Each line containing the word "this" must be reported.

--- start STORED DATA ---

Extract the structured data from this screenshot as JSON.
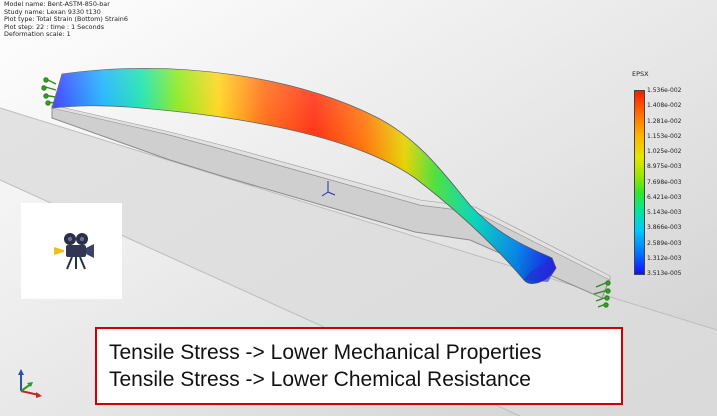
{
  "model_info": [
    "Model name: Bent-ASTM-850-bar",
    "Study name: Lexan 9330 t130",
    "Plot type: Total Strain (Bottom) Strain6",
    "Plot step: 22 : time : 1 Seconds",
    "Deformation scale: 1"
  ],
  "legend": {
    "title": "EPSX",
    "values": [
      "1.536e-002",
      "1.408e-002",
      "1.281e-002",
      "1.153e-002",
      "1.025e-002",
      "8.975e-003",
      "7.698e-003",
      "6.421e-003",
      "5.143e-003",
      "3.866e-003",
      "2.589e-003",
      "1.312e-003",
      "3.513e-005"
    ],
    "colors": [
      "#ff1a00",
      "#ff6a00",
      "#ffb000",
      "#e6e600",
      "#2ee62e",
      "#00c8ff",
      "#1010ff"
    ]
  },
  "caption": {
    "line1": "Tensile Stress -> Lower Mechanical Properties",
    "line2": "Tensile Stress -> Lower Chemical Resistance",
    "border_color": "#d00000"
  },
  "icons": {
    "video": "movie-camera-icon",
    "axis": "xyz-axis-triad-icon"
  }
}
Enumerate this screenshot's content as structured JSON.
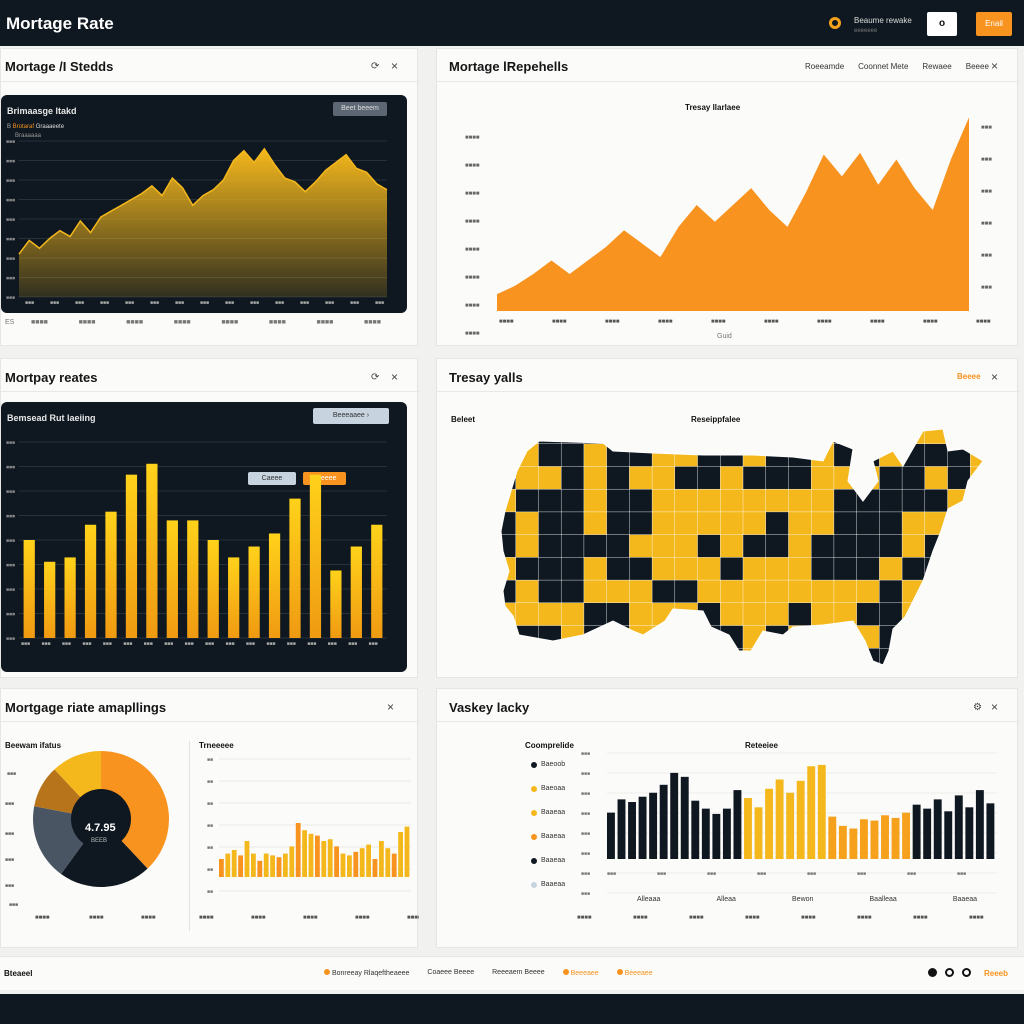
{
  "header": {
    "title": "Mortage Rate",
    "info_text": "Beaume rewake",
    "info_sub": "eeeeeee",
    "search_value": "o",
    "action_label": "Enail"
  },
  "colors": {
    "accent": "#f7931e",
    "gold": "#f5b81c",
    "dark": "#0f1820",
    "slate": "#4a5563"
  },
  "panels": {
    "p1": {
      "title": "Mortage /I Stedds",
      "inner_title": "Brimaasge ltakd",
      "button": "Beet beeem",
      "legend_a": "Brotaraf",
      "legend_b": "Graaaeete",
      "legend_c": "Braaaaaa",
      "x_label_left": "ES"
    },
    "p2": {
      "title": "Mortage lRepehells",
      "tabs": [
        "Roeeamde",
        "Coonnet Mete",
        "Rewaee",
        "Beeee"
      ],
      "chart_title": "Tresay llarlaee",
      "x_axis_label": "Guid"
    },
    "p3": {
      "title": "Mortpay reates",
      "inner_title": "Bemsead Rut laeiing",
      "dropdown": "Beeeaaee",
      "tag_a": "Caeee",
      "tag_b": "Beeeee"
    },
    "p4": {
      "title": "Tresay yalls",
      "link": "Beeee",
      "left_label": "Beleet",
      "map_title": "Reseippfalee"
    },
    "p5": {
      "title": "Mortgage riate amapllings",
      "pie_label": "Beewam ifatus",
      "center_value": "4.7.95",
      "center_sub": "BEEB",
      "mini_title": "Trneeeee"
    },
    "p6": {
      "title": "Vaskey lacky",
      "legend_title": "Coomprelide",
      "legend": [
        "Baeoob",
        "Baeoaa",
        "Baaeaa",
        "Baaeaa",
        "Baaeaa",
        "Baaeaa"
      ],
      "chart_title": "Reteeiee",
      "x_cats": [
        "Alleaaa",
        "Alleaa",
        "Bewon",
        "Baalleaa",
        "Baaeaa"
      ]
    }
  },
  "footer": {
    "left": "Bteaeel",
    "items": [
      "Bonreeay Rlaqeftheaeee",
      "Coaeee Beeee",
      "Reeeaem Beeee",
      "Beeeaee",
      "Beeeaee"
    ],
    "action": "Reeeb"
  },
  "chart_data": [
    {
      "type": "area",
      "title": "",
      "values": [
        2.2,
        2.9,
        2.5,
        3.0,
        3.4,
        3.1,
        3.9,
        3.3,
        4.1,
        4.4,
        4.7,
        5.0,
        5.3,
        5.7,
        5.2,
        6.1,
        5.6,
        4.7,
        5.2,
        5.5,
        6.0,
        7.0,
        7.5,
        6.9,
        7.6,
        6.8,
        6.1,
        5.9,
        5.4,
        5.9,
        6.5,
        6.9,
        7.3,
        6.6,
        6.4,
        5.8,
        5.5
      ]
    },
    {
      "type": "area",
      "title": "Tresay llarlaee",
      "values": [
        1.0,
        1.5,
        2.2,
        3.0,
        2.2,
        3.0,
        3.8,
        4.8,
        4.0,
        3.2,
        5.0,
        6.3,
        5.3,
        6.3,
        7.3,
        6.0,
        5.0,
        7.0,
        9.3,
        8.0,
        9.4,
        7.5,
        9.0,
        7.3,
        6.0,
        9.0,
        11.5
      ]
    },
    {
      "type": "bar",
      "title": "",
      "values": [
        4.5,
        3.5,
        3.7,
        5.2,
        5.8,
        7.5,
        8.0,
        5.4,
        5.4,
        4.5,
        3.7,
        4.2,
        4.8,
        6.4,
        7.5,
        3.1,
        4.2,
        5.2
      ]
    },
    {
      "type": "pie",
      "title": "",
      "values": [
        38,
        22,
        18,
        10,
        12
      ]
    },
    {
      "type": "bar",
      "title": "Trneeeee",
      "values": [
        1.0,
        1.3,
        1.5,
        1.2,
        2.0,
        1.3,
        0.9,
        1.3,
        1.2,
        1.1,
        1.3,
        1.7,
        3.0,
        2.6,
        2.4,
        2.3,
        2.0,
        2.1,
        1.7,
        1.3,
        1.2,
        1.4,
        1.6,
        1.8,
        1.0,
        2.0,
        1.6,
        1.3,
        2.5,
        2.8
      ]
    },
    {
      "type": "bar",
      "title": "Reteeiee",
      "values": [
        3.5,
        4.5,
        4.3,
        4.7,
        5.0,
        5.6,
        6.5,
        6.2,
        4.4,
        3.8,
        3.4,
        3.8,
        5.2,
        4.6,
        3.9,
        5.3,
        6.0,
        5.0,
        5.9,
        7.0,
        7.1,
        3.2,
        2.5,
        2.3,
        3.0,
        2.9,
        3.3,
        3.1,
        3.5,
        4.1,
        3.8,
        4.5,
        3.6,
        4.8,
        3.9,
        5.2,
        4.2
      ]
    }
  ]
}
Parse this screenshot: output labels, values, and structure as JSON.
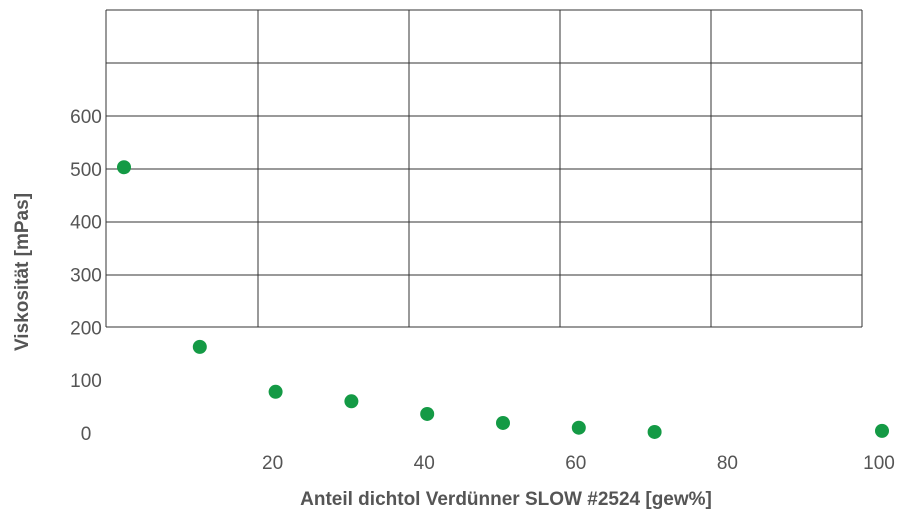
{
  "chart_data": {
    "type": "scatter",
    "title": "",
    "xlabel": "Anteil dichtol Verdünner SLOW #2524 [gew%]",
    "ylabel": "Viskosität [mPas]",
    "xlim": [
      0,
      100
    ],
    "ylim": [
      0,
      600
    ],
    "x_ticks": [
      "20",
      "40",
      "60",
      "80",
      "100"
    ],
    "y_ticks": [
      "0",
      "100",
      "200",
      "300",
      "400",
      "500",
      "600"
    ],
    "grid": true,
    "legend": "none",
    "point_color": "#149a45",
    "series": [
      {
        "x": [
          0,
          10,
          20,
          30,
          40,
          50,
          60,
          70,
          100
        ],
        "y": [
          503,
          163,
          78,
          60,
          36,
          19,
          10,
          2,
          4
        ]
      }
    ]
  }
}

--- end STORED DATA ---

### RESULT OF THE EXERCISE
Extract the structured data from this screenshot as JSON.
Enumerate this screenshot's content as structured JSON.
Parse this screenshot: output labels, values, and structure as JSON.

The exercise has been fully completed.